Word for word, restate all of the entries.

Records from a data collection:
··········

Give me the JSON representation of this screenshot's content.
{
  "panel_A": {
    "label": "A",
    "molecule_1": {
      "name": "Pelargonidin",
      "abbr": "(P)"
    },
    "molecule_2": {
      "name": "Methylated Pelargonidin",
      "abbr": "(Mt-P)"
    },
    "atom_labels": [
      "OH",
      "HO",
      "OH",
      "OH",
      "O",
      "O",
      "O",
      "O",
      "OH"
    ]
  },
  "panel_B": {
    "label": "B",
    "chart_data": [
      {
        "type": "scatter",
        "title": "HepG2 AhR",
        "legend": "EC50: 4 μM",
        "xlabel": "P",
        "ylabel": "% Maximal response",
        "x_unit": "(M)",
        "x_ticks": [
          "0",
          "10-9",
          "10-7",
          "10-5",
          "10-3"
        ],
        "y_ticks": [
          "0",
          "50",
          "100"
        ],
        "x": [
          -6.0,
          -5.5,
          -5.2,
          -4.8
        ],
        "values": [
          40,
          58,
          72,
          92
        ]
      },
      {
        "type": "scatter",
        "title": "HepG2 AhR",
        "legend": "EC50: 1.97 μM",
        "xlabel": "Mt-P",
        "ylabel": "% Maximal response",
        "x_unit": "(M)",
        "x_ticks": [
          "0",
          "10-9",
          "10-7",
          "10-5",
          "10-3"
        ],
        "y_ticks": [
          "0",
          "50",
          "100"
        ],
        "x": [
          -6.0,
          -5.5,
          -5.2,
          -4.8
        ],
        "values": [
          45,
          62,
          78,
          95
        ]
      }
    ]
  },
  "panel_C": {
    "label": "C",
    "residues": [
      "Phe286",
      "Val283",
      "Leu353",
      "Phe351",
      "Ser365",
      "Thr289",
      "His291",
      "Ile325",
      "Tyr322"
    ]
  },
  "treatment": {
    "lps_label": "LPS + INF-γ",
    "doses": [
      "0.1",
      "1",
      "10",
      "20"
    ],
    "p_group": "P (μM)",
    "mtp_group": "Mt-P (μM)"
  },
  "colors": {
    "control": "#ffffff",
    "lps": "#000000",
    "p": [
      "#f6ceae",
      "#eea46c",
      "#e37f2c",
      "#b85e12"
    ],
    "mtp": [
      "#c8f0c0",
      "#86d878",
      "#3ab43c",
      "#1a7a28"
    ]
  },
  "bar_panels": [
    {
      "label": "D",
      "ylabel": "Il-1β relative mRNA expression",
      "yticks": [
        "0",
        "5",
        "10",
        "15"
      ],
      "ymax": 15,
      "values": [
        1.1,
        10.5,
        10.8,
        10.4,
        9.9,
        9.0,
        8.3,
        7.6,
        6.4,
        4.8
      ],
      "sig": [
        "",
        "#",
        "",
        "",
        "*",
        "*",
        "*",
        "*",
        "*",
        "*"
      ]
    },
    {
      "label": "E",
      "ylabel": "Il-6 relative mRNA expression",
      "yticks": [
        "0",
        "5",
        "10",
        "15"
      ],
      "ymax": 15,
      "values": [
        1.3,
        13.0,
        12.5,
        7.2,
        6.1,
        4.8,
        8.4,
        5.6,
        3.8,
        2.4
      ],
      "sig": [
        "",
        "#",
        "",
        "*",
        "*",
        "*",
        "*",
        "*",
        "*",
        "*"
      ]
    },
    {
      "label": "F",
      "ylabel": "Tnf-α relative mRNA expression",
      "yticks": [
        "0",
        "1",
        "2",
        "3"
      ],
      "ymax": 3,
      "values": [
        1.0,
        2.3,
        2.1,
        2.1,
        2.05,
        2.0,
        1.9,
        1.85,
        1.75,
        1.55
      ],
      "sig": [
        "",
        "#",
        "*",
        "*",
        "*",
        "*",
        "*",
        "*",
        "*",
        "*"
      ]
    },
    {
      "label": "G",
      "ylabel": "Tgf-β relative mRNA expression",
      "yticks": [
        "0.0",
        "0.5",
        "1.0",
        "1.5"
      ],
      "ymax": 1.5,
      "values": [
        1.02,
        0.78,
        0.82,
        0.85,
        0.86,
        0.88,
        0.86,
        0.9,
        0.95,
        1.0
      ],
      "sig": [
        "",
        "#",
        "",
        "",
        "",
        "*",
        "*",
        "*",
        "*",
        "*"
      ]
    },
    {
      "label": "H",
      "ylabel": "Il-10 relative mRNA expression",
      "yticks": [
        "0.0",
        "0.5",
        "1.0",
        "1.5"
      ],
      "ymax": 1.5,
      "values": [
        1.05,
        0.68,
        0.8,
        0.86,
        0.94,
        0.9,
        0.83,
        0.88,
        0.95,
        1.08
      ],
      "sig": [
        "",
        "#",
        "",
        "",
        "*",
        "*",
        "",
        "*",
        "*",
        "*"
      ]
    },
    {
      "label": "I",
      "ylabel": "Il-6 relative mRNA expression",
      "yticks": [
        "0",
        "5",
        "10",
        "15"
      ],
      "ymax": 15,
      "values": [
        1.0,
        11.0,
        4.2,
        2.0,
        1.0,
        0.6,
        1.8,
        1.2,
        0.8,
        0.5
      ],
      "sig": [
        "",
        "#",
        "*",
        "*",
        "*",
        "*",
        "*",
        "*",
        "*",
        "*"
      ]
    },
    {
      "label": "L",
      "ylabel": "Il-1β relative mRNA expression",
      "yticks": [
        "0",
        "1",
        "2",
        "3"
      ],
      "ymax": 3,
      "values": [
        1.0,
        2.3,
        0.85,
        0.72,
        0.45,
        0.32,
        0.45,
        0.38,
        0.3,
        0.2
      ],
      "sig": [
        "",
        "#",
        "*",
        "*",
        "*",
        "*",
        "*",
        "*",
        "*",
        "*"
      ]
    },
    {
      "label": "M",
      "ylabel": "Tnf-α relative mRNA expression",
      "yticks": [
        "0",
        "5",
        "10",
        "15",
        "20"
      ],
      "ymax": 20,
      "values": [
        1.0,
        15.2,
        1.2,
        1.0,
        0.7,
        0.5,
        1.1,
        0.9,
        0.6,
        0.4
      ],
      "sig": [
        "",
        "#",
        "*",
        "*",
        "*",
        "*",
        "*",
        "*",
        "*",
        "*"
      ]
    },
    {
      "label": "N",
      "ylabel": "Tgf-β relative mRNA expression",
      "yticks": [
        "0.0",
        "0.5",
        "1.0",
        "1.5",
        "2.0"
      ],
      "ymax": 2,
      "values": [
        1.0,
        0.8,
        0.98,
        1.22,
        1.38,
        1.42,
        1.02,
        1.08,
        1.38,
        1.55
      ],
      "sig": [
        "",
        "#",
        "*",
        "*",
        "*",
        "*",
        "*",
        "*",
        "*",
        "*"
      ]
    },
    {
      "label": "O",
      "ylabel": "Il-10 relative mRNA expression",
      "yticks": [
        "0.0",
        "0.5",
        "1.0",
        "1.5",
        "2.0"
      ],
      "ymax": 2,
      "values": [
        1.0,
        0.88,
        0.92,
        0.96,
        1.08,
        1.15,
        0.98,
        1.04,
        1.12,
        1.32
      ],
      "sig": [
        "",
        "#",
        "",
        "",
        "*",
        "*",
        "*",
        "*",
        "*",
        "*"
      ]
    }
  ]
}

··········

> _Expected answer_:
Give me the JSON representation of this screenshot's content.
{
  "panel_A": {
    "label": "A",
    "molecule_1": {
      "name": "Pelargonidin",
      "abbr": "(P)"
    },
    "molecule_2": {
      "name": "Methylated Pelargonidin",
      "abbr": "(Mt-P)"
    },
    "atom_labels": [
      "OH",
      "HO",
      "OH",
      "OH",
      "O",
      "O",
      "O",
      "O",
      "OH"
    ]
  },
  "panel_B": {
    "label": "B",
    "chart_data": [
      {
        "type": "scatter",
        "title": "HepG2 AhR",
        "legend": "EC50: 4 μM",
        "xlabel": "P",
        "ylabel": "% Maximal response",
        "x_unit": "(M)",
        "x_ticks": [
          "0",
          "10-9",
          "10-7",
          "10-5",
          "10-3"
        ],
        "y_ticks": [
          "0",
          "50",
          "100"
        ],
        "x": [
          -6.0,
          -5.5,
          -5.2,
          -4.8
        ],
        "values": [
          40,
          58,
          72,
          92
        ]
      },
      {
        "type": "scatter",
        "title": "HepG2 AhR",
        "legend": "EC50: 1.97 μM",
        "xlabel": "Mt-P",
        "ylabel": "% Maximal response",
        "x_unit": "(M)",
        "x_ticks": [
          "0",
          "10-9",
          "10-7",
          "10-5",
          "10-3"
        ],
        "y_ticks": [
          "0",
          "50",
          "100"
        ],
        "x": [
          -6.0,
          -5.5,
          -5.2,
          -4.8
        ],
        "values": [
          45,
          62,
          78,
          95
        ]
      }
    ]
  },
  "panel_C": {
    "label": "C",
    "residues": [
      "Phe286",
      "Val283",
      "Leu353",
      "Phe351",
      "Ser365",
      "Thr289",
      "His291",
      "Ile325",
      "Tyr322"
    ]
  },
  "treatment": {
    "lps_label": "LPS + INF-γ",
    "doses": [
      "0.1",
      "1",
      "10",
      "20"
    ],
    "p_group": "P (μM)",
    "mtp_group": "Mt-P (μM)"
  },
  "colors": {
    "control": "#ffffff",
    "lps": "#000000",
    "p": [
      "#f6ceae",
      "#eea46c",
      "#e37f2c",
      "#b85e12"
    ],
    "mtp": [
      "#c8f0c0",
      "#86d878",
      "#3ab43c",
      "#1a7a28"
    ]
  },
  "bar_panels": [
    {
      "label": "D",
      "ylabel": "Il-1β relative mRNA expression",
      "yticks": [
        "0",
        "5",
        "10",
        "15"
      ],
      "ymax": 15,
      "values": [
        1.1,
        10.5,
        10.8,
        10.4,
        9.9,
        9.0,
        8.3,
        7.6,
        6.4,
        4.8
      ],
      "sig": [
        "",
        "#",
        "",
        "",
        "*",
        "*",
        "*",
        "*",
        "*",
        "*"
      ]
    },
    {
      "label": "E",
      "ylabel": "Il-6 relative mRNA expression",
      "yticks": [
        "0",
        "5",
        "10",
        "15"
      ],
      "ymax": 15,
      "values": [
        1.3,
        13.0,
        12.5,
        7.2,
        6.1,
        4.8,
        8.4,
        5.6,
        3.8,
        2.4
      ],
      "sig": [
        "",
        "#",
        "",
        "*",
        "*",
        "*",
        "*",
        "*",
        "*",
        "*"
      ]
    },
    {
      "label": "F",
      "ylabel": "Tnf-α relative mRNA expression",
      "yticks": [
        "0",
        "1",
        "2",
        "3"
      ],
      "ymax": 3,
      "values": [
        1.0,
        2.3,
        2.1,
        2.1,
        2.05,
        2.0,
        1.9,
        1.85,
        1.75,
        1.55
      ],
      "sig": [
        "",
        "#",
        "*",
        "*",
        "*",
        "*",
        "*",
        "*",
        "*",
        "*"
      ]
    },
    {
      "label": "G",
      "ylabel": "Tgf-β relative mRNA expression",
      "yticks": [
        "0.0",
        "0.5",
        "1.0",
        "1.5"
      ],
      "ymax": 1.5,
      "values": [
        1.02,
        0.78,
        0.82,
        0.85,
        0.86,
        0.88,
        0.86,
        0.9,
        0.95,
        1.0
      ],
      "sig": [
        "",
        "#",
        "",
        "",
        "",
        "*",
        "*",
        "*",
        "*",
        "*"
      ]
    },
    {
      "label": "H",
      "ylabel": "Il-10 relative mRNA expression",
      "yticks": [
        "0.0",
        "0.5",
        "1.0",
        "1.5"
      ],
      "ymax": 1.5,
      "values": [
        1.05,
        0.68,
        0.8,
        0.86,
        0.94,
        0.9,
        0.83,
        0.88,
        0.95,
        1.08
      ],
      "sig": [
        "",
        "#",
        "",
        "",
        "*",
        "*",
        "",
        "*",
        "*",
        "*"
      ]
    },
    {
      "label": "I",
      "ylabel": "Il-6 relative mRNA expression",
      "yticks": [
        "0",
        "5",
        "10",
        "15"
      ],
      "ymax": 15,
      "values": [
        1.0,
        11.0,
        4.2,
        2.0,
        1.0,
        0.6,
        1.8,
        1.2,
        0.8,
        0.5
      ],
      "sig": [
        "",
        "#",
        "*",
        "*",
        "*",
        "*",
        "*",
        "*",
        "*",
        "*"
      ]
    },
    {
      "label": "L",
      "ylabel": "Il-1β relative mRNA expression",
      "yticks": [
        "0",
        "1",
        "2",
        "3"
      ],
      "ymax": 3,
      "values": [
        1.0,
        2.3,
        0.85,
        0.72,
        0.45,
        0.32,
        0.45,
        0.38,
        0.3,
        0.2
      ],
      "sig": [
        "",
        "#",
        "*",
        "*",
        "*",
        "*",
        "*",
        "*",
        "*",
        "*"
      ]
    },
    {
      "label": "M",
      "ylabel": "Tnf-α relative mRNA expression",
      "yticks": [
        "0",
        "5",
        "10",
        "15",
        "20"
      ],
      "ymax": 20,
      "values": [
        1.0,
        15.2,
        1.2,
        1.0,
        0.7,
        0.5,
        1.1,
        0.9,
        0.6,
        0.4
      ],
      "sig": [
        "",
        "#",
        "*",
        "*",
        "*",
        "*",
        "*",
        "*",
        "*",
        "*"
      ]
    },
    {
      "label": "N",
      "ylabel": "Tgf-β relative mRNA expression",
      "yticks": [
        "0.0",
        "0.5",
        "1.0",
        "1.5",
        "2.0"
      ],
      "ymax": 2,
      "values": [
        1.0,
        0.8,
        0.98,
        1.22,
        1.38,
        1.42,
        1.02,
        1.08,
        1.38,
        1.55
      ],
      "sig": [
        "",
        "#",
        "*",
        "*",
        "*",
        "*",
        "*",
        "*",
        "*",
        "*"
      ]
    },
    {
      "label": "O",
      "ylabel": "Il-10 relative mRNA expression",
      "yticks": [
        "0.0",
        "0.5",
        "1.0",
        "1.5",
        "2.0"
      ],
      "ymax": 2,
      "values": [
        1.0,
        0.88,
        0.92,
        0.96,
        1.08,
        1.15,
        0.98,
        1.04,
        1.12,
        1.32
      ],
      "sig": [
        "",
        "#",
        "",
        "",
        "*",
        "*",
        "*",
        "*",
        "*",
        "*"
      ]
    }
  ]
}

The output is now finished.